• _Task details_:
Make an exact copy of the lines, leaving the pictures out.

Stored data entries
....................

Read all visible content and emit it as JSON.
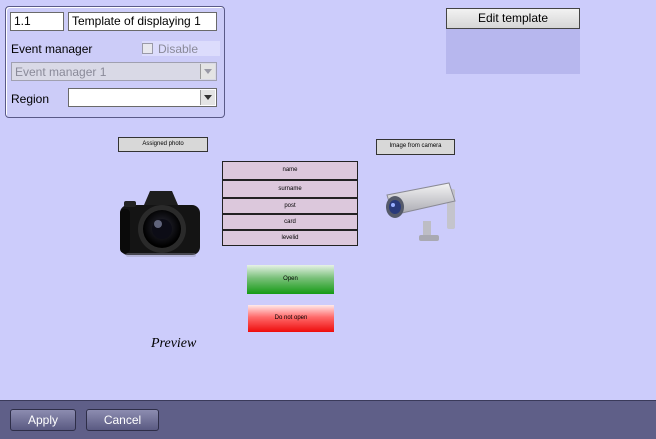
{
  "settings": {
    "id_value": "1.1",
    "name_value": "Template of displaying 1",
    "event_manager_label": "Event manager",
    "disable_label": "Disable",
    "event_manager_value": "Event manager 1",
    "region_label": "Region",
    "region_value": ""
  },
  "editor": {
    "edit_template_label": "Edit template"
  },
  "template": {
    "assigned_photo_label": "Assigned photo",
    "image_from_camera_label": "Image from camera",
    "fields": [
      "name",
      "surname",
      "post",
      "card",
      "levelid"
    ],
    "open_label": "Open",
    "do_not_open_label": "Do not open",
    "preview_label": "Preview",
    "icons": [
      "photo-camera-icon",
      "security-camera-icon"
    ]
  },
  "footer": {
    "apply_label": "Apply",
    "cancel_label": "Cancel"
  },
  "colors": {
    "background": "#ccccfb",
    "open_button": "#159a15",
    "do_not_open_button": "#ee0c0c",
    "footer_bar": "#5f5f88"
  }
}
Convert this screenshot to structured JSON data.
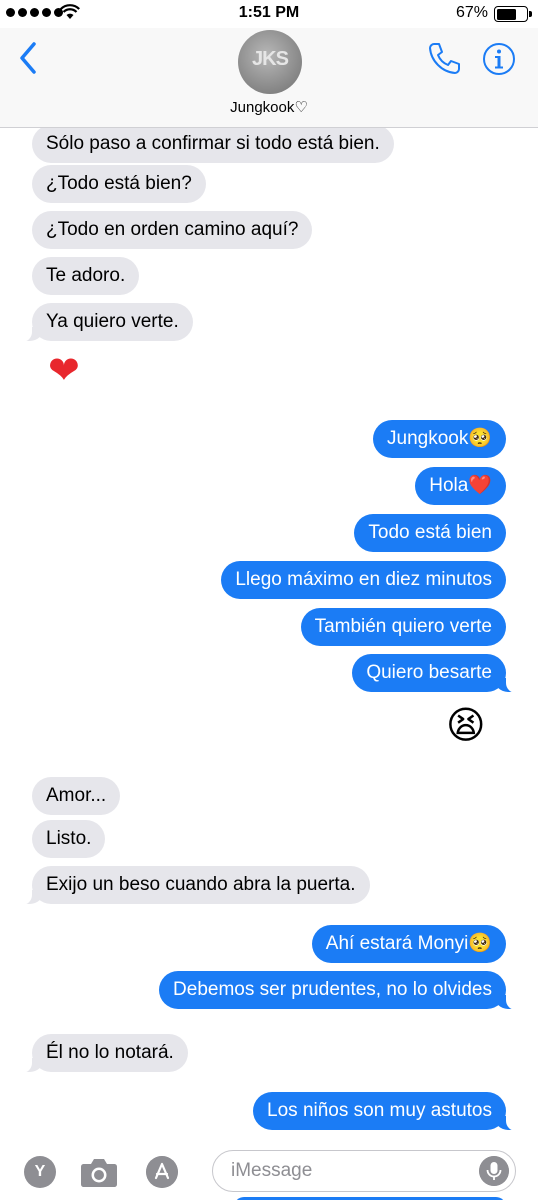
{
  "status_bar": {
    "time": "1:51 PM",
    "battery_percent": "67%",
    "battery_level": 0.67
  },
  "header": {
    "contact_name": "Jungkook♡",
    "avatar_text": "JKS"
  },
  "messages": [
    {
      "side": "in",
      "text": "Sólo paso a confirmar si todo está bien.",
      "top": 0
    },
    {
      "side": "in",
      "text": "¿Todo está bien?"
    },
    {
      "side": "in",
      "text": "¿Todo en orden camino aquí?"
    },
    {
      "side": "in",
      "text": "Te adoro."
    },
    {
      "side": "in",
      "text": "Ya quiero verte."
    },
    {
      "side": "out",
      "text": "Jungkook🥺"
    },
    {
      "side": "out",
      "text": "Hola❤️"
    },
    {
      "side": "out",
      "text": "Todo está bien"
    },
    {
      "side": "out",
      "text": "Llego máximo en diez minutos"
    },
    {
      "side": "out",
      "text": "También quiero verte"
    },
    {
      "side": "out",
      "text": "Quiero besarte"
    },
    {
      "side": "in",
      "text": "Amor..."
    },
    {
      "side": "in",
      "text": "Listo."
    },
    {
      "side": "in",
      "text": "Exijo un beso cuando abra la puerta."
    },
    {
      "side": "out",
      "text": "Ahí estará Monyi🥺"
    },
    {
      "side": "out",
      "text": "Debemos ser prudentes, no lo olvides"
    },
    {
      "side": "in",
      "text": "Él no lo notará."
    },
    {
      "side": "out",
      "text": "Los niños son muy astutos"
    }
  ],
  "emoji_messages": {
    "heart": "❤",
    "tired": "😫"
  },
  "input": {
    "placeholder": "iMessage",
    "value": ""
  },
  "apps": {
    "first_app_letter": "Y"
  },
  "colors": {
    "outgoing_bubble": "#1b7cf5",
    "incoming_bubble": "#e6e6eb",
    "tint": "#1b7cf5"
  }
}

....................

• _Answer_:
Read all visible content and emit it as JSON.
{
  "settings": {
    "id_value": "1.1",
    "name_value": "Template of displaying 1",
    "event_manager_label": "Event manager",
    "disable_label": "Disable",
    "event_manager_value": "Event manager 1",
    "region_label": "Region",
    "region_value": ""
  },
  "editor": {
    "edit_template_label": "Edit template"
  },
  "template": {
    "assigned_photo_label": "Assigned photo",
    "image_from_camera_label": "Image from camera",
    "fields": [
      "name",
      "surname",
      "post",
      "card",
      "levelid"
    ],
    "open_label": "Open",
    "do_not_open_label": "Do not open",
    "preview_label": "Preview",
    "icons": [
      "photo-camera-icon",
      "security-camera-icon"
    ]
  },
  "footer": {
    "apply_label": "Apply",
    "cancel_label": "Cancel"
  },
  "colors": {
    "background": "#ccccfb",
    "open_button": "#159a15",
    "do_not_open_button": "#ee0c0c",
    "footer_bar": "#5f5f88"
  }
}
Convert this screenshot to structured JSON data.
{
  "status_bar": {
    "time": "1:51 PM",
    "battery_percent": "67%",
    "battery_level": 0.67
  },
  "header": {
    "contact_name": "Jungkook♡",
    "avatar_text": "JKS"
  },
  "messages": [
    {
      "side": "in",
      "text": "Sólo paso a confirmar si todo está bien.",
      "top": 0
    },
    {
      "side": "in",
      "text": "¿Todo está bien?"
    },
    {
      "side": "in",
      "text": "¿Todo en orden camino aquí?"
    },
    {
      "side": "in",
      "text": "Te adoro."
    },
    {
      "side": "in",
      "text": "Ya quiero verte."
    },
    {
      "side": "out",
      "text": "Jungkook🥺"
    },
    {
      "side": "out",
      "text": "Hola❤️"
    },
    {
      "side": "out",
      "text": "Todo está bien"
    },
    {
      "side": "out",
      "text": "Llego máximo en diez minutos"
    },
    {
      "side": "out",
      "text": "También quiero verte"
    },
    {
      "side": "out",
      "text": "Quiero besarte"
    },
    {
      "side": "in",
      "text": "Amor..."
    },
    {
      "side": "in",
      "text": "Listo."
    },
    {
      "side": "in",
      "text": "Exijo un beso cuando abra la puerta."
    },
    {
      "side": "out",
      "text": "Ahí estará Monyi🥺"
    },
    {
      "side": "out",
      "text": "Debemos ser prudentes, no lo olvides"
    },
    {
      "side": "in",
      "text": "Él no lo notará."
    },
    {
      "side": "out",
      "text": "Los niños son muy astutos"
    }
  ],
  "emoji_messages": {
    "heart": "❤",
    "tired": "😫"
  },
  "input": {
    "placeholder": "iMessage",
    "value": ""
  },
  "apps": {
    "first_app_letter": "Y"
  },
  "colors": {
    "outgoing_bubble": "#1b7cf5",
    "incoming_bubble": "#e6e6eb",
    "tint": "#1b7cf5"
  }
}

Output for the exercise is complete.